* WHAT IS EXPECTED: Leave out any picture and return the remaining listing below exactly as given.

━━━━━━━━━━━━━━━━

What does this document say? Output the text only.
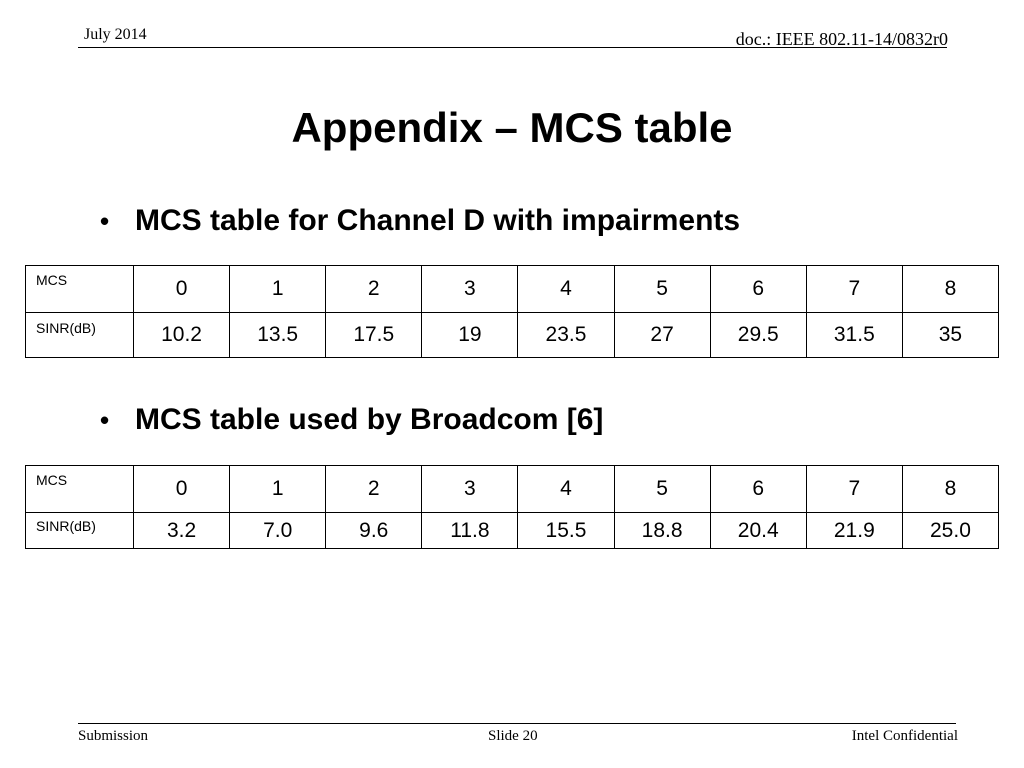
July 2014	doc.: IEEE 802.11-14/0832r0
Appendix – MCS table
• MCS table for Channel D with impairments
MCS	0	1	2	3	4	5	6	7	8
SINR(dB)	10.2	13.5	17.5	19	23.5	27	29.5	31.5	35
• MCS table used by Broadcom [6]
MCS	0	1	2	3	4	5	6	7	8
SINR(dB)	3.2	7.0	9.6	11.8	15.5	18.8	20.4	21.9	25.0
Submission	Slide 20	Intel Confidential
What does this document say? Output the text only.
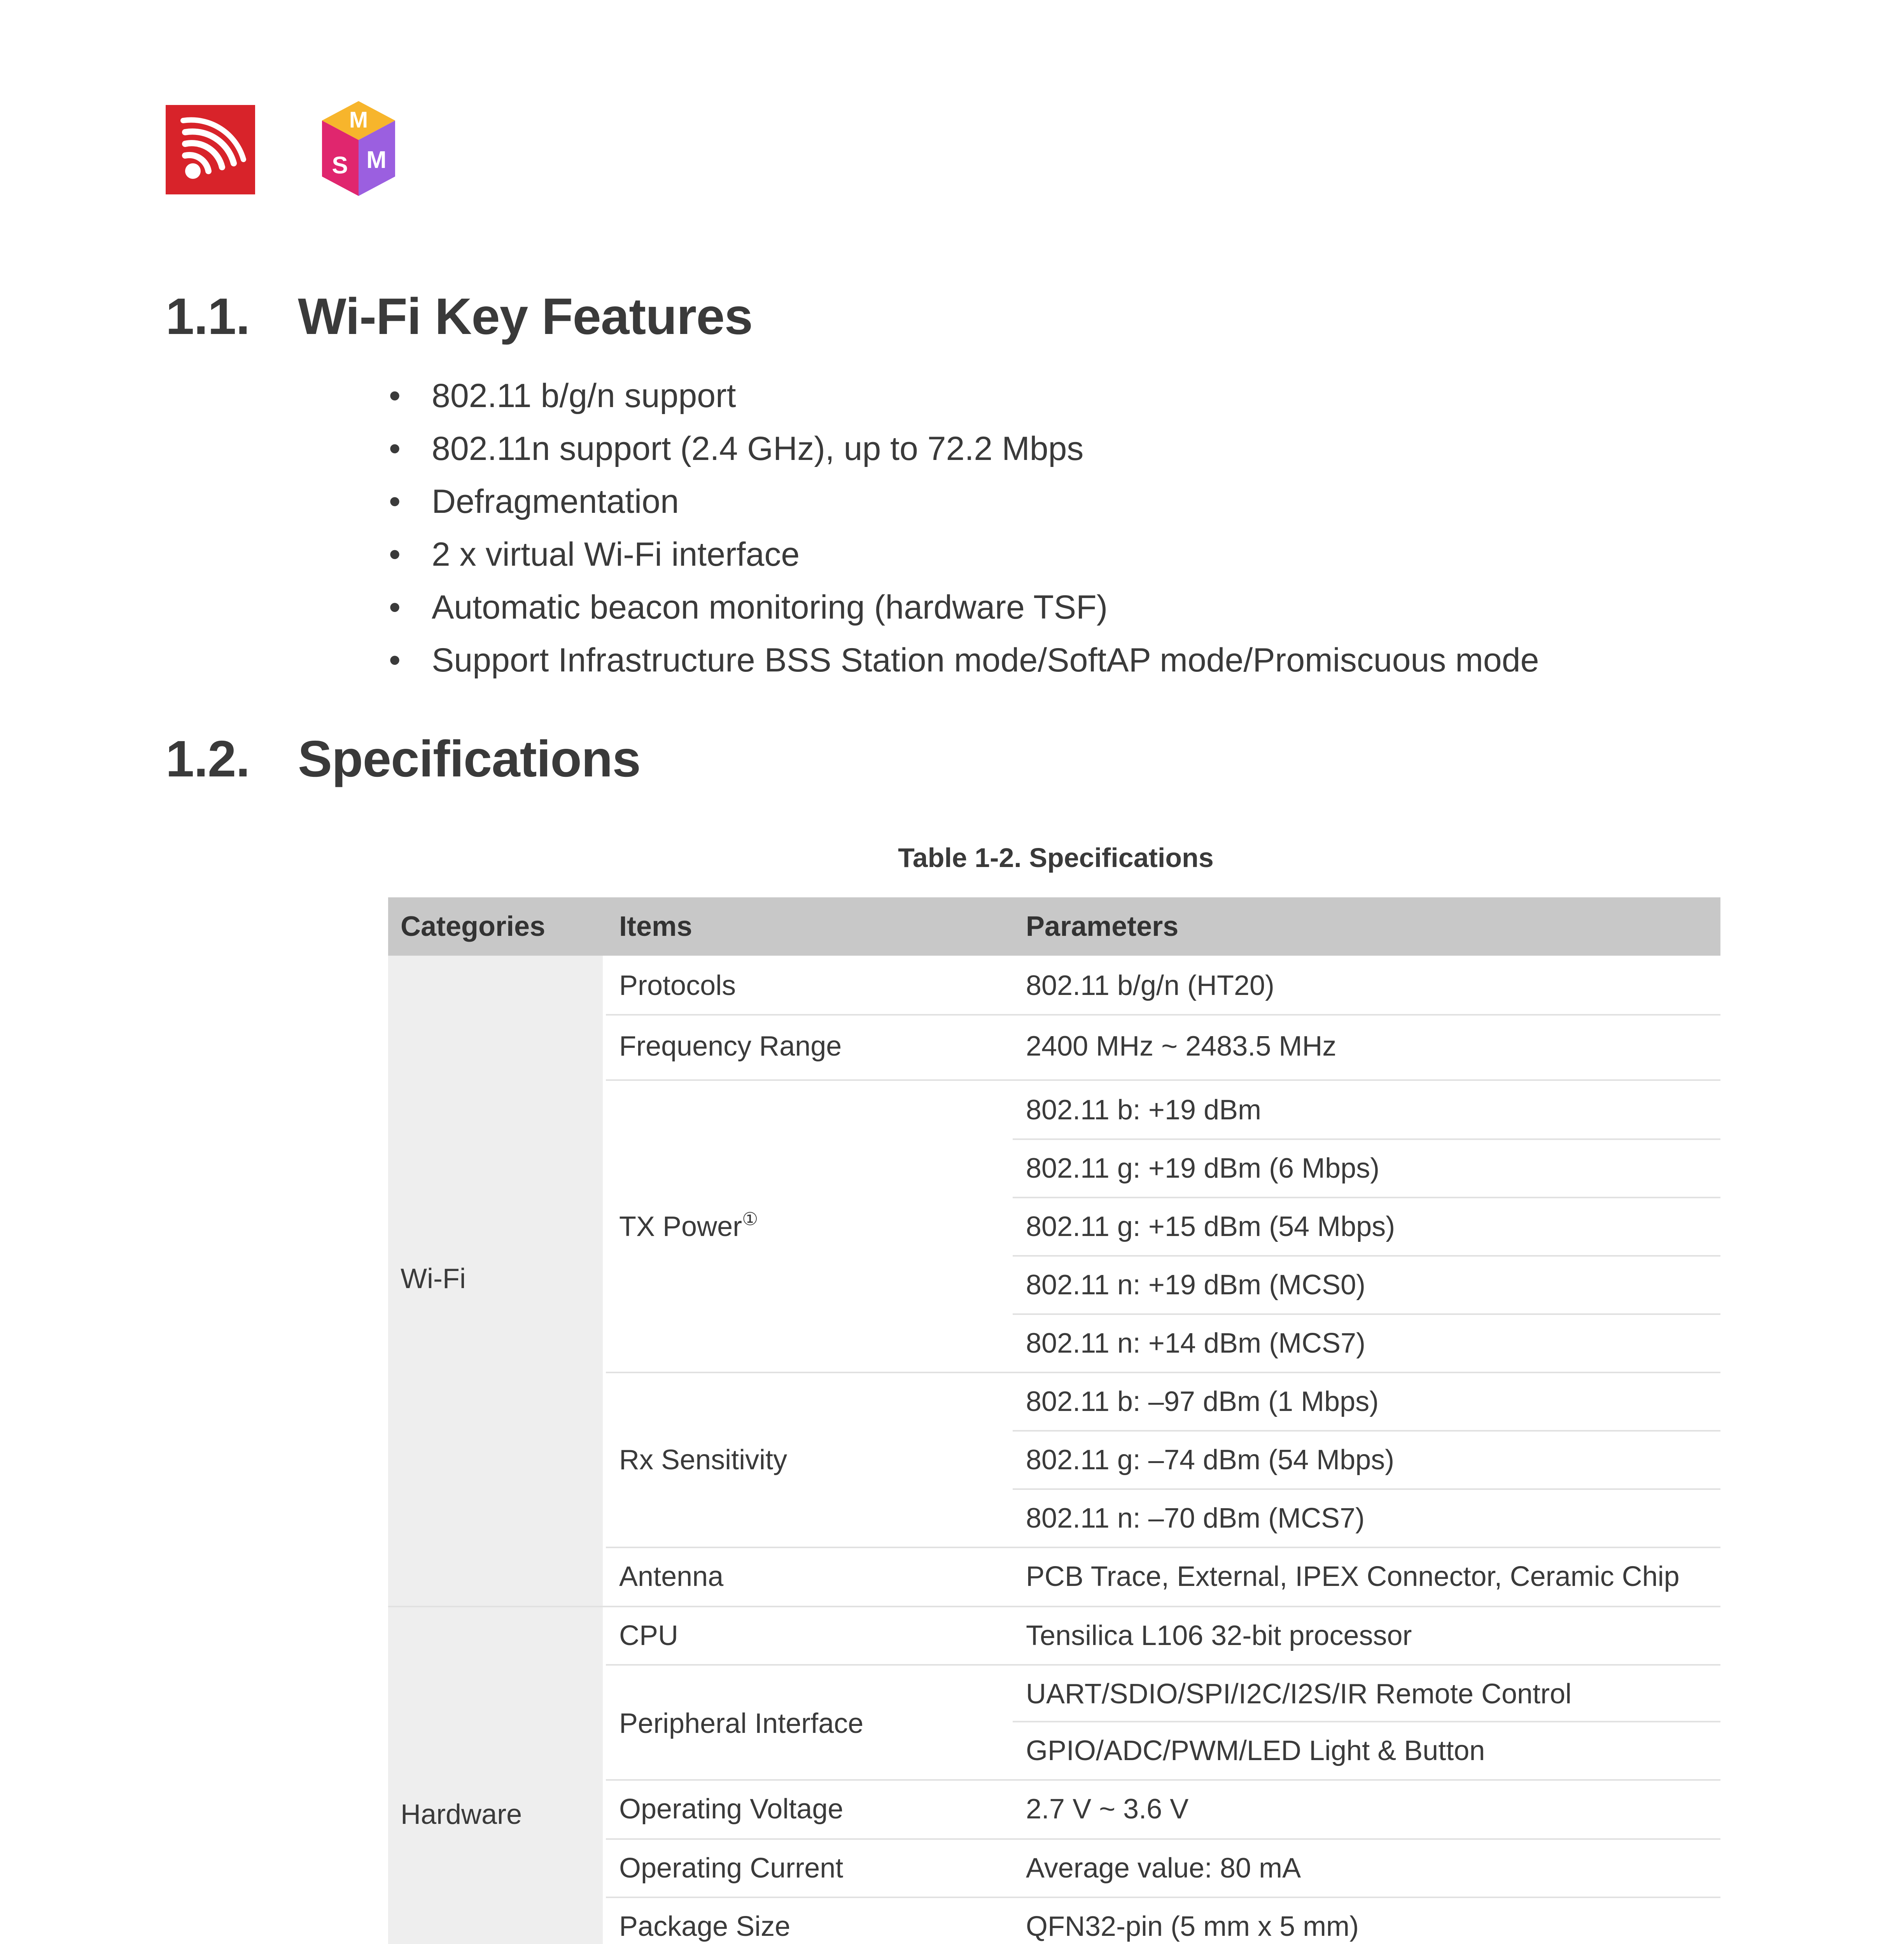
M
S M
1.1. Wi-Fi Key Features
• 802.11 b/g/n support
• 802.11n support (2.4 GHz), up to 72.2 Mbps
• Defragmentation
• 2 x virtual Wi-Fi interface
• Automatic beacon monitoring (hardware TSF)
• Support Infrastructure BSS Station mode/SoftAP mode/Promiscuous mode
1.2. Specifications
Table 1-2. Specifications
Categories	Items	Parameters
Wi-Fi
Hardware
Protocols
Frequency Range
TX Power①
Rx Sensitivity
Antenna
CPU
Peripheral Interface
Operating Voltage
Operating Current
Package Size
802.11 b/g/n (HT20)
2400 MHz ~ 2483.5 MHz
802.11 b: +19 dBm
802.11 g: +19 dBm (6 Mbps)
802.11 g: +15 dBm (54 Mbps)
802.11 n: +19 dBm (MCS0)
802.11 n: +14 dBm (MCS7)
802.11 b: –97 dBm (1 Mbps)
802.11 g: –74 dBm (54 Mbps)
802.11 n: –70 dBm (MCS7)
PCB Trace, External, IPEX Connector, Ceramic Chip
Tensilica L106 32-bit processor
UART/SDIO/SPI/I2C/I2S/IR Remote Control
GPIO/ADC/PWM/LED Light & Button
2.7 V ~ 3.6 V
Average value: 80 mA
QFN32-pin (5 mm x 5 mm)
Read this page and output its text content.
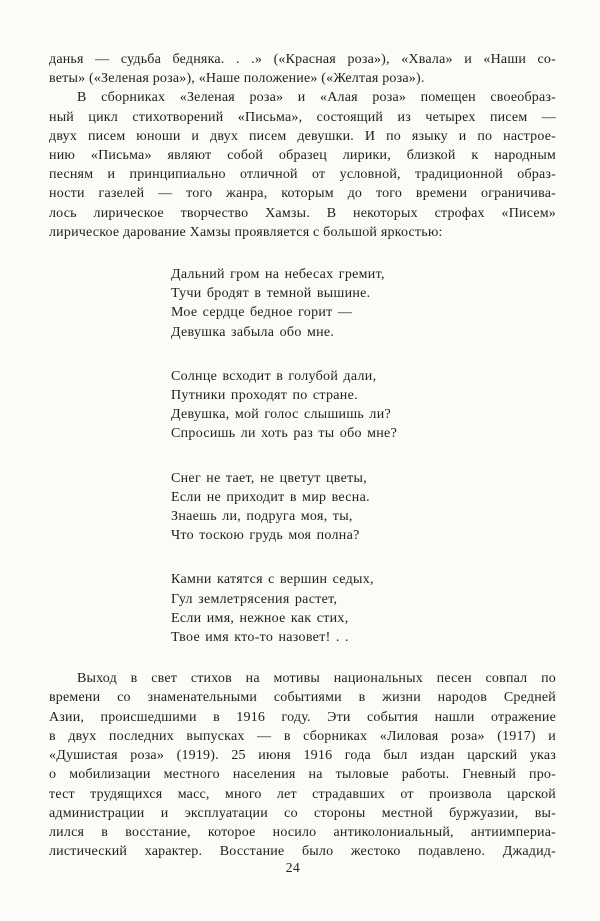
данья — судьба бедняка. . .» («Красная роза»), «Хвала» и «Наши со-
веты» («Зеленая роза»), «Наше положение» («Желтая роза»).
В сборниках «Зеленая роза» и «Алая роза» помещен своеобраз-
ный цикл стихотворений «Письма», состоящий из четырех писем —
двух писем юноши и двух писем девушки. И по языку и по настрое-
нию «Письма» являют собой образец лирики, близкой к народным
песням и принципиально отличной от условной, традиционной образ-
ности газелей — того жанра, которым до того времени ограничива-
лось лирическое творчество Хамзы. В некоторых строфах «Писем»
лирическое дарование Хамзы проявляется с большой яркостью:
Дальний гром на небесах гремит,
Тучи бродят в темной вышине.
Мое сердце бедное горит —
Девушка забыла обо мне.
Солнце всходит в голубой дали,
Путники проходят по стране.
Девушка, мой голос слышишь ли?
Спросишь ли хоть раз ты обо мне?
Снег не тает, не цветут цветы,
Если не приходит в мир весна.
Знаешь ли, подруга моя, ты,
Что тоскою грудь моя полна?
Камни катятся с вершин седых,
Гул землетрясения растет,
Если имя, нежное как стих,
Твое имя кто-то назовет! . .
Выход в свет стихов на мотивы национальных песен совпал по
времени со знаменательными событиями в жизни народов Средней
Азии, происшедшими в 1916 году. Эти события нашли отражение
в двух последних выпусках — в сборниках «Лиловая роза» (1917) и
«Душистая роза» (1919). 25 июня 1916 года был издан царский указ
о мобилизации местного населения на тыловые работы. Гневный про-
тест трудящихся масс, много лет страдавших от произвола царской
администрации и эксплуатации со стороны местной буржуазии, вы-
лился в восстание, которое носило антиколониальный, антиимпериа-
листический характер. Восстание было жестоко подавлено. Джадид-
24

━━━━━━━━━━━━━━━━

* COMPLETED EXERCISE:
What does this document say? Output the text only.
July 2014	doc.: IEEE 802.11-14/0832r0
Appendix – MCS table
• MCS table for Channel D with impairments
MCS	0	1	2	3	4	5	6	7	8
SINR(dB)	10.2	13.5	17.5	19	23.5	27	29.5	31.5	35
• MCS table used by Broadcom [6]
MCS	0	1	2	3	4	5	6	7	8
SINR(dB)	3.2	7.0	9.6	11.8	15.5	18.8	20.4	21.9	25.0
Submission	Slide 20	Intel Confidential
What does this document say? Output the text only.
M
S M
1.1. Wi-Fi Key Features
• 802.11 b/g/n support
• 802.11n support (2.4 GHz), up to 72.2 Mbps
• Defragmentation
• 2 x virtual Wi-Fi interface
• Automatic beacon monitoring (hardware TSF)
• Support Infrastructure BSS Station mode/SoftAP mode/Promiscuous mode
1.2. Specifications
Table 1-2. Specifications
Categories	Items	Parameters
Wi-Fi
Hardware
Protocols
Frequency Range
TX Power①
Rx Sensitivity
Antenna
CPU
Peripheral Interface
Operating Voltage
Operating Current
Package Size
802.11 b/g/n (HT20)
2400 MHz ~ 2483.5 MHz
802.11 b: +19 dBm
802.11 g: +19 dBm (6 Mbps)
802.11 g: +15 dBm (54 Mbps)
802.11 n: +19 dBm (MCS0)
802.11 n: +14 dBm (MCS7)
802.11 b: –97 dBm (1 Mbps)
802.11 g: –74 dBm (54 Mbps)
802.11 n: –70 dBm (MCS7)
PCB Trace, External, IPEX Connector, Ceramic Chip
Tensilica L106 32-bit processor
UART/SDIO/SPI/I2C/I2S/IR Remote Control
GPIO/ADC/PWM/LED Light & Button
2.7 V ~ 3.6 V
Average value: 80 mA
QFN32-pin (5 mm x 5 mm)
Read this page and output its text content.
данья — судьба бедняка. . .» («Красная роза»), «Хвала» и «Наши со-
веты» («Зеленая роза»), «Наше положение» («Желтая роза»).
В сборниках «Зеленая роза» и «Алая роза» помещен своеобраз-
ный цикл стихотворений «Письма», состоящий из четырех писем —
двух писем юноши и двух писем девушки. И по языку и по настрое-
нию «Письма» являют собой образец лирики, близкой к народным
песням и принципиально отличной от условной, традиционной образ-
ности газелей — того жанра, которым до того времени ограничива-
лось лирическое творчество Хамзы. В некоторых строфах «Писем»
лирическое дарование Хамзы проявляется с большой яркостью:
Дальний гром на небесах гремит,
Тучи бродят в темной вышине.
Мое сердце бедное горит —
Девушка забыла обо мне.
Солнце всходит в голубой дали,
Путники проходят по стране.
Девушка, мой голос слышишь ли?
Спросишь ли хоть раз ты обо мне?
Снег не тает, не цветут цветы,
Если не приходит в мир весна.
Знаешь ли, подруга моя, ты,
Что тоскою грудь моя полна?
Камни катятся с вершин седых,
Гул землетрясения растет,
Если имя, нежное как стих,
Твое имя кто-то назовет! . .
Выход в свет стихов на мотивы национальных песен совпал по
времени со знаменательными событиями в жизни народов Средней
Азии, происшедшими в 1916 году. Эти события нашли отражение
в двух последних выпусках — в сборниках «Лиловая роза» (1917) и
«Душистая роза» (1919). 25 июня 1916 года был издан царский указ
о мобилизации местного населения на тыловые работы. Гневный про-
тест трудящихся масс, много лет страдавших от произвола царской
администрации и эксплуатации со стороны местной буржуазии, вы-
лился в восстание, которое носило антиколониальный, антиимпериа-
листический характер. Восстание было жестоко подавлено. Джадид-
24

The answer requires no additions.